**Work to do:**
Count every line below in which "structured" occurs, then give only the count.

**Given records:**

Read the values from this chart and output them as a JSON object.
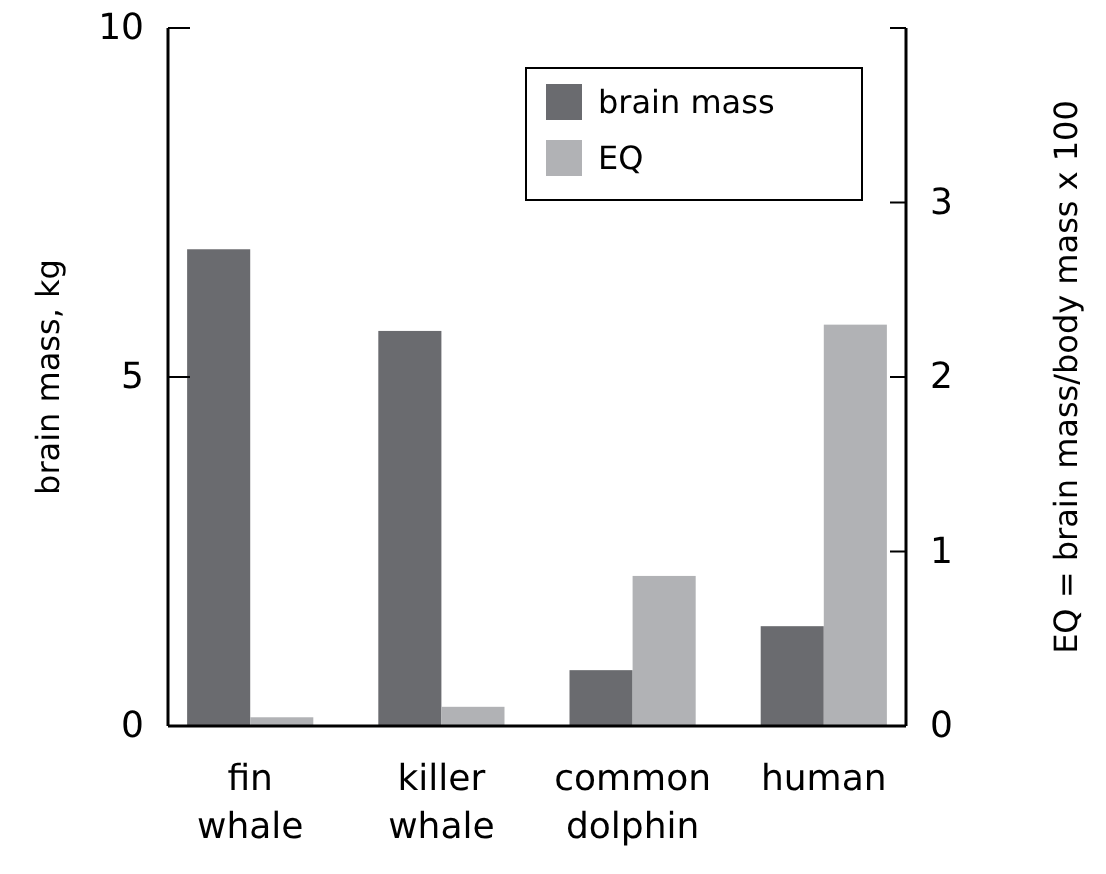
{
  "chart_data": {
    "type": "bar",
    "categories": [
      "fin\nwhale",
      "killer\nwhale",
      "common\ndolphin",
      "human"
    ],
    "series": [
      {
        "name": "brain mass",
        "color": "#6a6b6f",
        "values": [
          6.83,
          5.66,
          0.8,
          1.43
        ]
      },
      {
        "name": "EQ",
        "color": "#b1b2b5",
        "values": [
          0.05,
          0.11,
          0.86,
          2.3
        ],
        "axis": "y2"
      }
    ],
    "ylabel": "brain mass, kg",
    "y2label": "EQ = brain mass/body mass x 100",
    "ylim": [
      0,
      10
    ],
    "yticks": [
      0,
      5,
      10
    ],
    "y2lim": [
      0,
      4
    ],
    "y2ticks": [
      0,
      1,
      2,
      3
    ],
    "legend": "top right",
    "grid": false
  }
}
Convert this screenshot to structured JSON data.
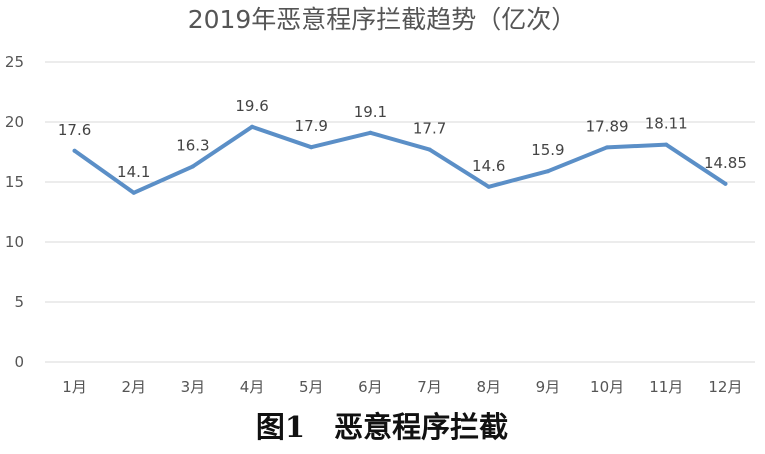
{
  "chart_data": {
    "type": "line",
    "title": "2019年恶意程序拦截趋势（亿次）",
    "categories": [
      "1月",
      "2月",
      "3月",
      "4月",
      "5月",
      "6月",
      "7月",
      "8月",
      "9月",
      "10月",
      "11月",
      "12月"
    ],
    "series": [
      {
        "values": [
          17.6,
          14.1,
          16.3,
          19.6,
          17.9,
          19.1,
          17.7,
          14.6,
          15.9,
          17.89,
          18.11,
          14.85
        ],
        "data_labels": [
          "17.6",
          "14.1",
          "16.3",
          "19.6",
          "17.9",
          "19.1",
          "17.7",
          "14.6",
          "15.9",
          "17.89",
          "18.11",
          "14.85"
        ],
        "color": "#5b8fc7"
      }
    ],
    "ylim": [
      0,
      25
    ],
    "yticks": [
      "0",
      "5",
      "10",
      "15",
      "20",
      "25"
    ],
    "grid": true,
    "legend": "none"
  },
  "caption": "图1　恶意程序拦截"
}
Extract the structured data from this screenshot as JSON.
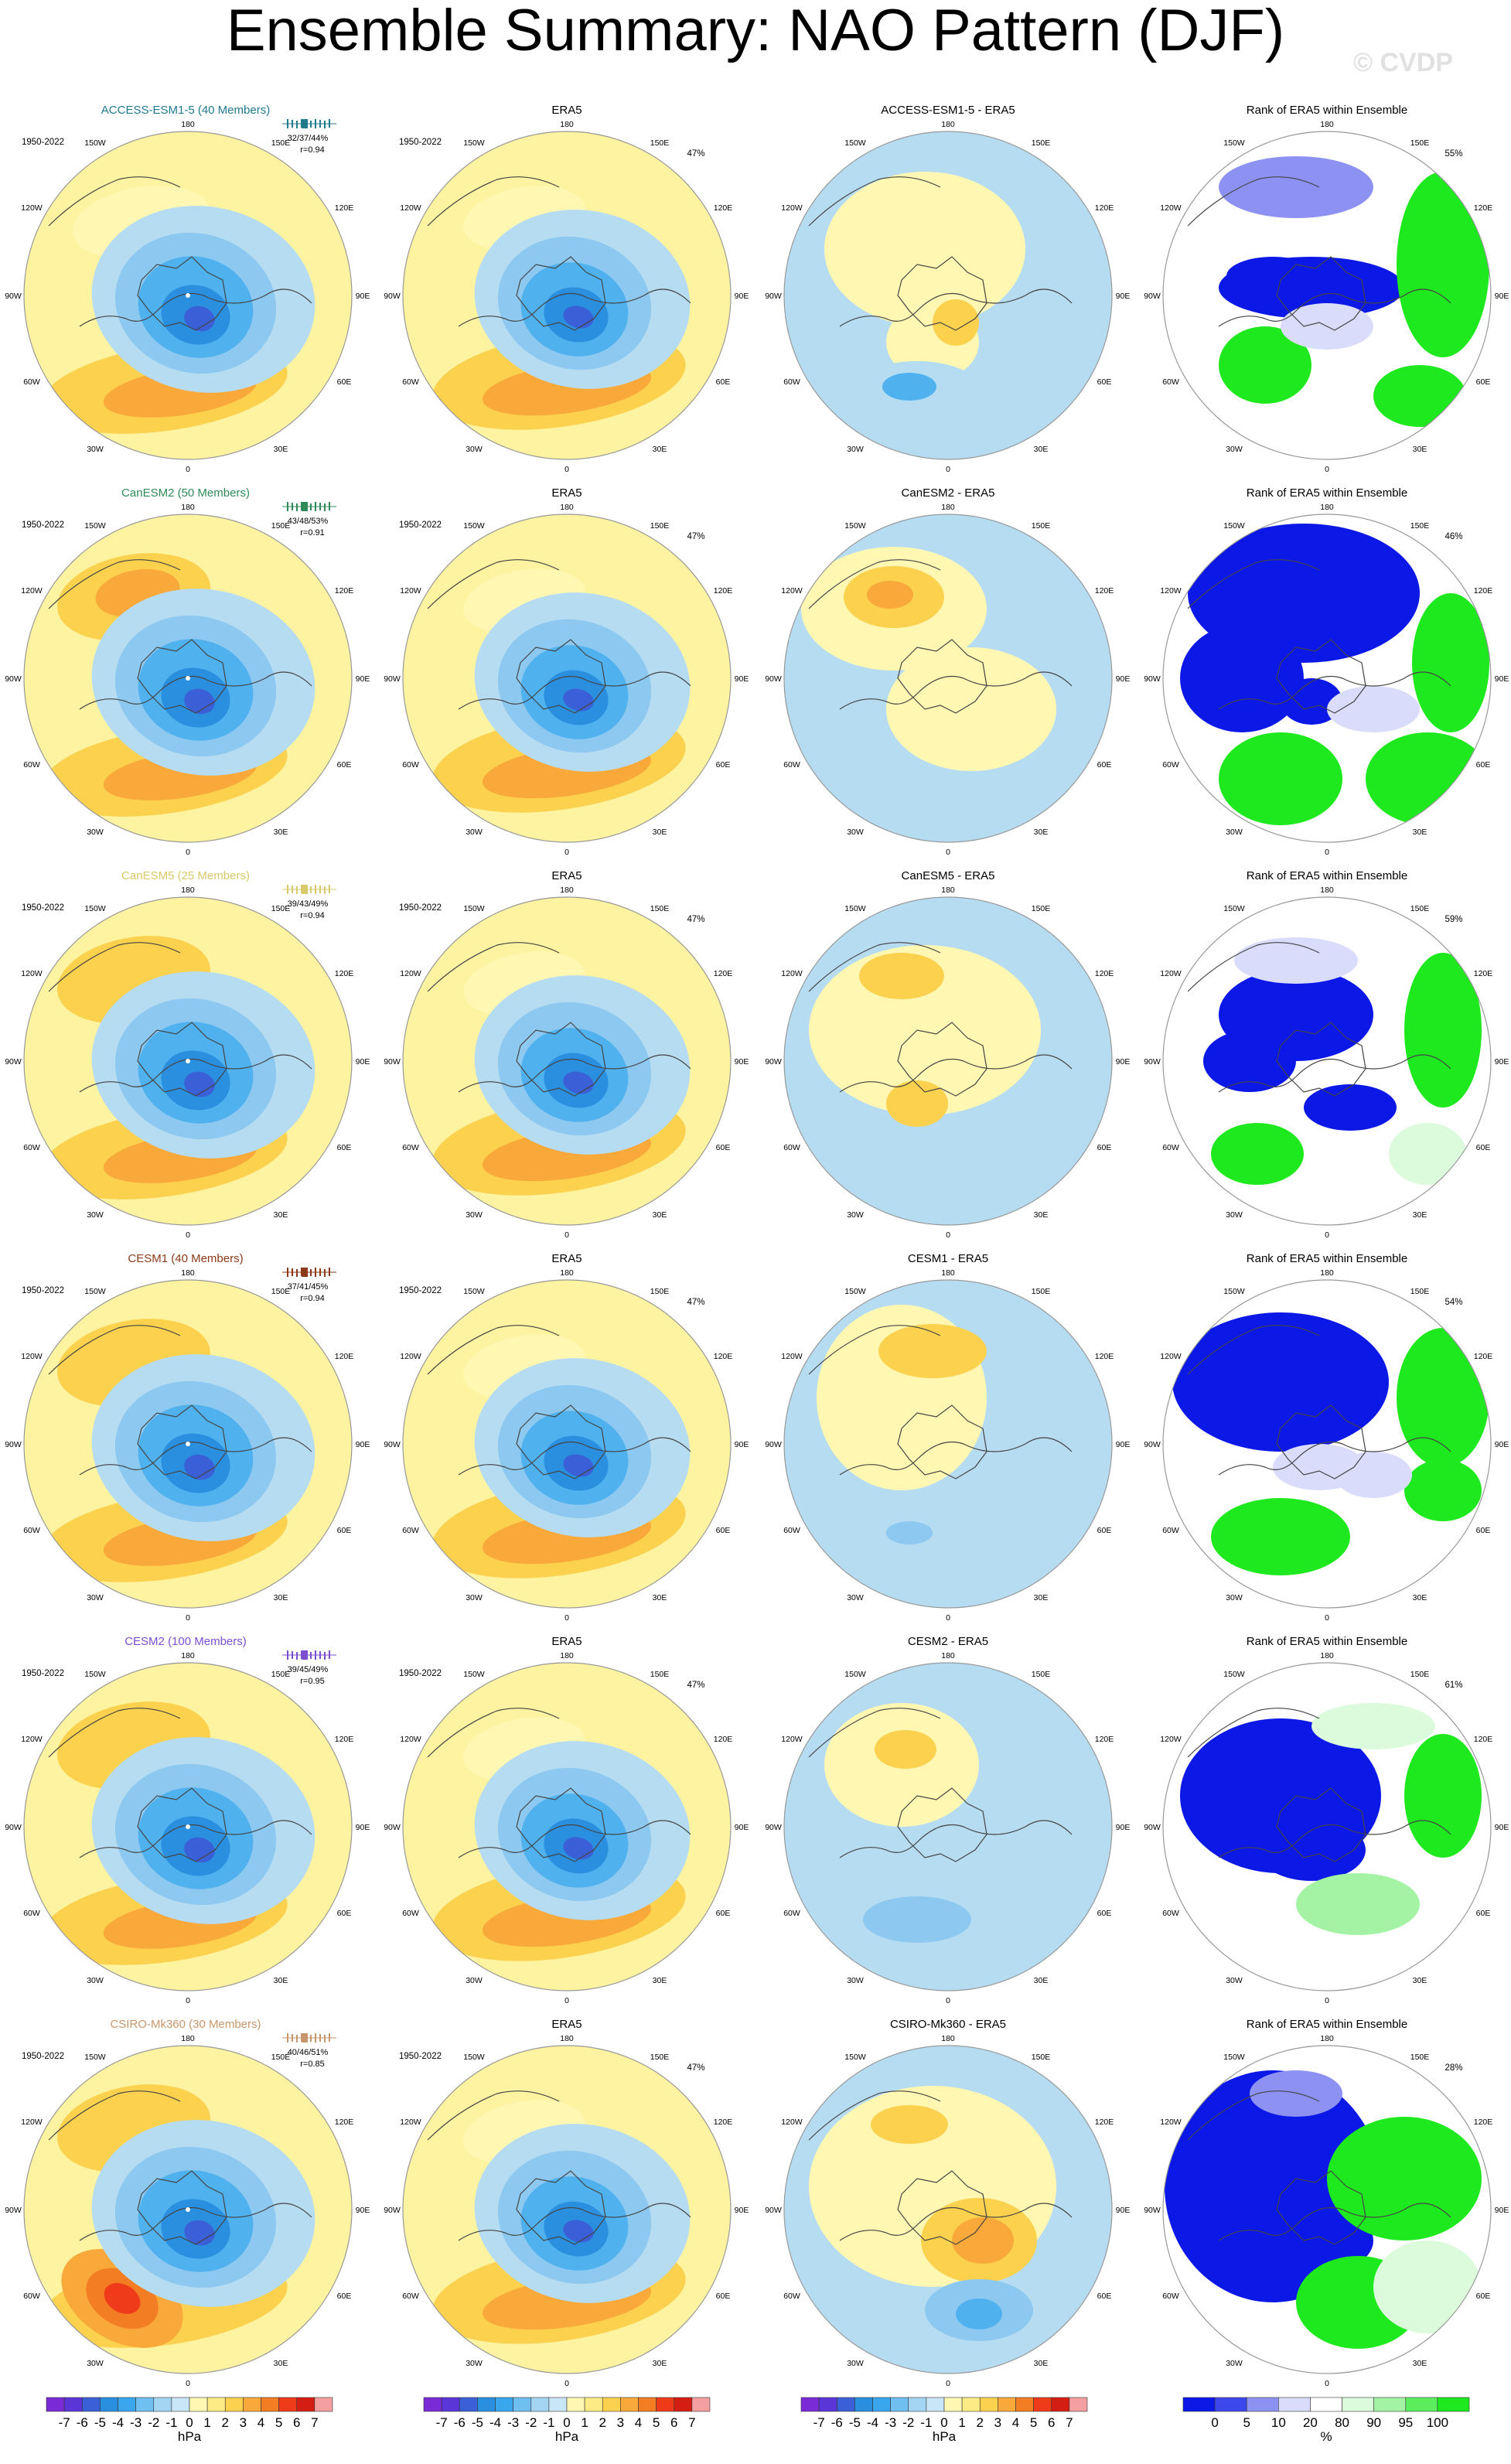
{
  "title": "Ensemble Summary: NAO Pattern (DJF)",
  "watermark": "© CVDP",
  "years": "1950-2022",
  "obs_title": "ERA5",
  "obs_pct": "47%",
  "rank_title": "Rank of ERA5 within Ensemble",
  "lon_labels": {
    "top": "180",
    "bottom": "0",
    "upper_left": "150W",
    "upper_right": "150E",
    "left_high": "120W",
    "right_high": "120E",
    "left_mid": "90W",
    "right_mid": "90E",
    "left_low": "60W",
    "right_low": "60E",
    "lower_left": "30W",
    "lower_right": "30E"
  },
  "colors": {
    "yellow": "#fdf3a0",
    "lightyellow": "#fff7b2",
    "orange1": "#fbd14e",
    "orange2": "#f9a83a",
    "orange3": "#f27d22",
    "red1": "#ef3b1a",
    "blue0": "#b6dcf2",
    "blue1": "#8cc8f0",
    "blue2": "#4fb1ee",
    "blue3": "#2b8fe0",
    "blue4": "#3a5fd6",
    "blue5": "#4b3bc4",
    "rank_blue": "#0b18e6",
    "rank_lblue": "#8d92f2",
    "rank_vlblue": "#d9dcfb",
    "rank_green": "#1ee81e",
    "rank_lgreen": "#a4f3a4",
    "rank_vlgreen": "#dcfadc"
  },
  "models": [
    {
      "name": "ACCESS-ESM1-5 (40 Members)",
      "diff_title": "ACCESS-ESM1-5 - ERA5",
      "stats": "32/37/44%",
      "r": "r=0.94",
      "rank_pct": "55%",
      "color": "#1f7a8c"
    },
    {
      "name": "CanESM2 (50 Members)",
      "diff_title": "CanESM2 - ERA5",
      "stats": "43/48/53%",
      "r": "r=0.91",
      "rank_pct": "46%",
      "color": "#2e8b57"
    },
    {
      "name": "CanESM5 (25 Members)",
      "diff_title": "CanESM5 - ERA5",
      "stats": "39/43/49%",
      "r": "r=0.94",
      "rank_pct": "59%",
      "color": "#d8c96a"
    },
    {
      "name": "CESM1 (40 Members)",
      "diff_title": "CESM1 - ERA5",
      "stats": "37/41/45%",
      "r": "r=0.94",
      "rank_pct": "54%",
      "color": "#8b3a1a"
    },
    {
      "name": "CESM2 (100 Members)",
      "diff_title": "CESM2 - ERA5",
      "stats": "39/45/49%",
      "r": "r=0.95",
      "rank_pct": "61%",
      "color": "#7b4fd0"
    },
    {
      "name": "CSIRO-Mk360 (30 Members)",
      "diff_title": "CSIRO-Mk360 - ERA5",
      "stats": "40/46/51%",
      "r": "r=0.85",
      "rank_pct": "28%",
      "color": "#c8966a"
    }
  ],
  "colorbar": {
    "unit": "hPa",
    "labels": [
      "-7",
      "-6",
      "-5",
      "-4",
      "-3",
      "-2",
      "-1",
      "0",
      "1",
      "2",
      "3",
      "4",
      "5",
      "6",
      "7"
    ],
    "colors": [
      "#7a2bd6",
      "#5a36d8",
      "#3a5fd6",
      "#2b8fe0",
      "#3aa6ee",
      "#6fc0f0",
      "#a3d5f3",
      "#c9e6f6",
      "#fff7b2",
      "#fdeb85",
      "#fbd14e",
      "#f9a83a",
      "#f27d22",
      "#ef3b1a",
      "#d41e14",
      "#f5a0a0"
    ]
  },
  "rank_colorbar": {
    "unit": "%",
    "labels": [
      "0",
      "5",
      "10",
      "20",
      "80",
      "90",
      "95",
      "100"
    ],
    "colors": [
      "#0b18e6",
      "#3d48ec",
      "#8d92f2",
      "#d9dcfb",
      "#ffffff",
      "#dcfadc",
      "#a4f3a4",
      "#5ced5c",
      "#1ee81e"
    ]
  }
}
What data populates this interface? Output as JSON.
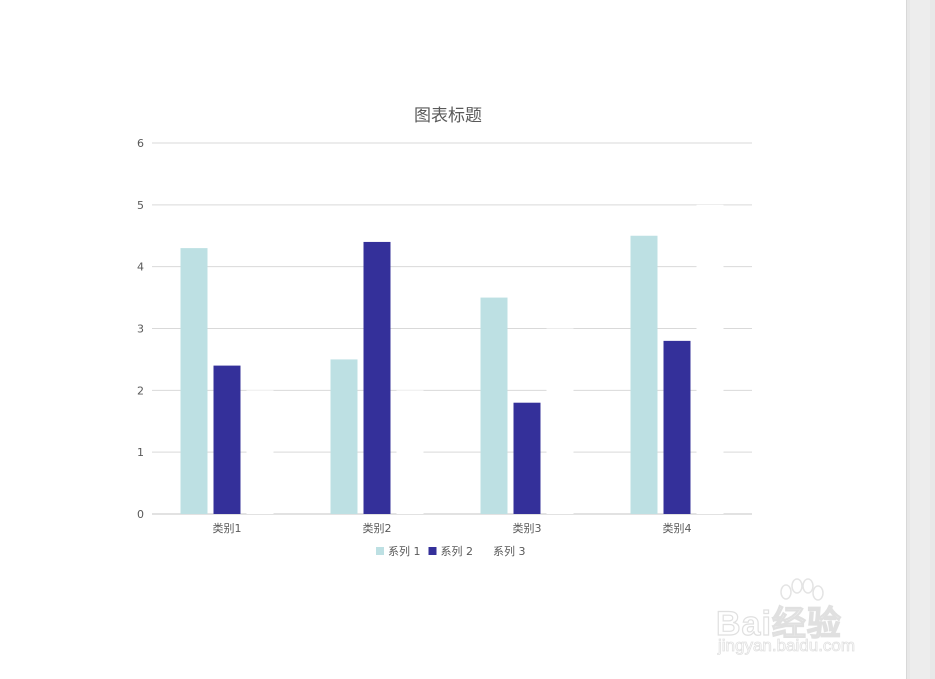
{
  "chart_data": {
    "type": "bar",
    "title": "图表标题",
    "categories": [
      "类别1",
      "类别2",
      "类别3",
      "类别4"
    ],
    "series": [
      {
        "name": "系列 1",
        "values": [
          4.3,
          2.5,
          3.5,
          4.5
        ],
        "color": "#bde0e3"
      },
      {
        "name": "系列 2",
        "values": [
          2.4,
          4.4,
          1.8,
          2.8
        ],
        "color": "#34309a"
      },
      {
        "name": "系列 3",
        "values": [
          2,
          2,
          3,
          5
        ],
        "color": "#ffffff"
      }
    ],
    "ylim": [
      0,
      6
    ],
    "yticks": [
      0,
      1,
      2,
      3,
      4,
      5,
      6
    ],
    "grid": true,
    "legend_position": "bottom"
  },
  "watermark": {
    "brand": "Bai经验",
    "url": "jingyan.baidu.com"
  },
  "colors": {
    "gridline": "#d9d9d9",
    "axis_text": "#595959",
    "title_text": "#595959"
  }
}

**Complete answer:**
2